▸ **TASK DIRECTIONS**:
Repeat all the material exactly; pictures stay out of your copy.

▸ **SUPPLIED ENTRIES**:

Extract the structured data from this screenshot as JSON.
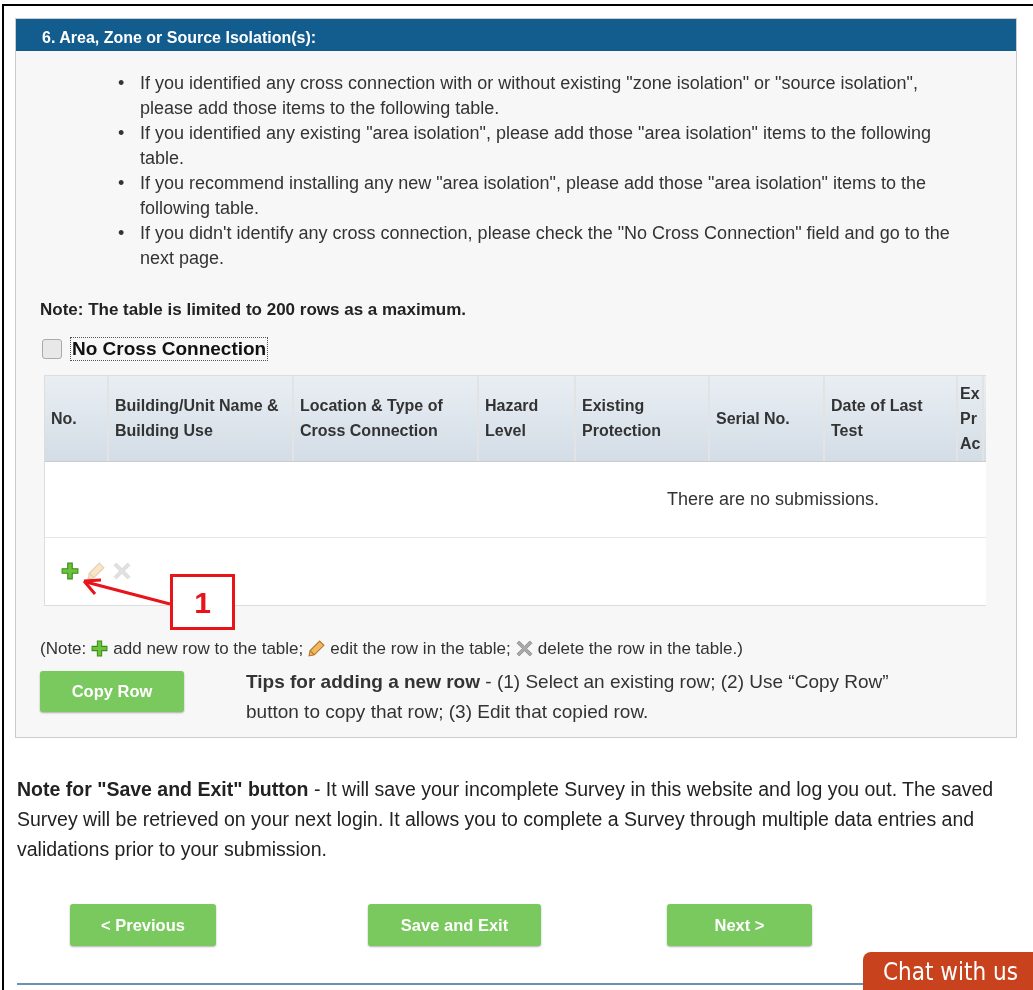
{
  "section": {
    "title": "6. Area, Zone or Source Isolation(s):"
  },
  "instructions": [
    {
      "bullet": "•",
      "text": "If you identified any cross connection with or without existing \"zone isolation\" or \"source isolation\", please add those items to the following table."
    },
    {
      "bullet": "•",
      "text": "If you identified any existing \"area isolation\", please add those \"area isolation\" items to the following table."
    },
    {
      "bullet": "•",
      "text": "If you recommend installing any new \"area isolation\", please add those \"area isolation\" items to the following table."
    },
    {
      "bullet": "•",
      "text": "If you didn't identify any cross connection, please check the \"No Cross Connection\" field and go to the next page."
    }
  ],
  "note": "Note: The table is limited to 200 rows as a maximum.",
  "no_cross_connection": {
    "label": "No Cross Connection",
    "checked": false
  },
  "table": {
    "columns": [
      "No.",
      "Building/Unit Name & Building Use",
      "Location & Type of Cross Connection",
      "Hazard Level",
      "Existing Protection",
      "Serial No.",
      "Date of Last Test",
      "Ex Pr Ac"
    ],
    "empty_message": "There are no submissions.",
    "toolbar": [
      {
        "kind": "add",
        "disabled": false
      },
      {
        "kind": "edit",
        "disabled": true
      },
      {
        "kind": "delete",
        "disabled": true
      }
    ]
  },
  "legend": {
    "prefix": "(Note:",
    "parts": [
      {
        "kind": "add",
        "text": "add new row to the table;"
      },
      {
        "kind": "edit",
        "text": "edit the row in the table;"
      },
      {
        "kind": "delete",
        "text": "delete the row in the table.)"
      }
    ]
  },
  "copy_button": "Copy Row",
  "tips": "**Tips for adding a new row** - (1) Select an existing row; (2) Use “Copy Row” button to copy that row; (3) Edit that copied row.",
  "footer_note": "**Note for \"Save and Exit\" button** - It will save your incomplete Survey in this website and log you out. The saved Survey will be retrieved on your next login. It allows you to complete a Survey through multiple data entries and validations prior to your submission.",
  "nav_buttons": [
    "< Previous",
    "Save and Exit",
    "Next >"
  ],
  "chat": "Chat with us",
  "callout": {
    "label": "1"
  }
}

▸ **COMPLETE ANSWER**:
Extract the structured data from this screenshot as JSON.
{
  "section": {
    "title": "6. Area, Zone or Source Isolation(s):"
  },
  "instructions": [
    {
      "bullet": "•",
      "text": "If you identified any cross connection with or without existing \"zone isolation\" or \"source isolation\", please add those items to the following table."
    },
    {
      "bullet": "•",
      "text": "If you identified any existing \"area isolation\", please add those \"area isolation\" items to the following table."
    },
    {
      "bullet": "•",
      "text": "If you recommend installing any new \"area isolation\", please add those \"area isolation\" items to the following table."
    },
    {
      "bullet": "•",
      "text": "If you didn't identify any cross connection, please check the \"No Cross Connection\" field and go to the next page."
    }
  ],
  "note": "Note: The table is limited to 200 rows as a maximum.",
  "no_cross_connection": {
    "label": "No Cross Connection",
    "checked": false
  },
  "table": {
    "columns": [
      "No.",
      "Building/Unit Name & Building Use",
      "Location & Type of Cross Connection",
      "Hazard Level",
      "Existing Protection",
      "Serial No.",
      "Date of Last Test",
      "Ex Pr Ac"
    ],
    "empty_message": "There are no submissions.",
    "toolbar": [
      {
        "kind": "add",
        "disabled": false
      },
      {
        "kind": "edit",
        "disabled": true
      },
      {
        "kind": "delete",
        "disabled": true
      }
    ]
  },
  "legend": {
    "prefix": "(Note:",
    "parts": [
      {
        "kind": "add",
        "text": "add new row to the table;"
      },
      {
        "kind": "edit",
        "text": "edit the row in the table;"
      },
      {
        "kind": "delete",
        "text": "delete the row in the table.)"
      }
    ]
  },
  "copy_button": "Copy Row",
  "tips": "**Tips for adding a new row** - (1) Select an existing row; (2) Use “Copy Row” button to copy that row; (3) Edit that copied row.",
  "footer_note": "**Note for \"Save and Exit\" button** - It will save your incomplete Survey in this website and log you out. The saved Survey will be retrieved on your next login. It allows you to complete a Survey through multiple data entries and validations prior to your submission.",
  "nav_buttons": [
    "< Previous",
    "Save and Exit",
    "Next >"
  ],
  "chat": "Chat with us",
  "callout": {
    "label": "1"
  }
}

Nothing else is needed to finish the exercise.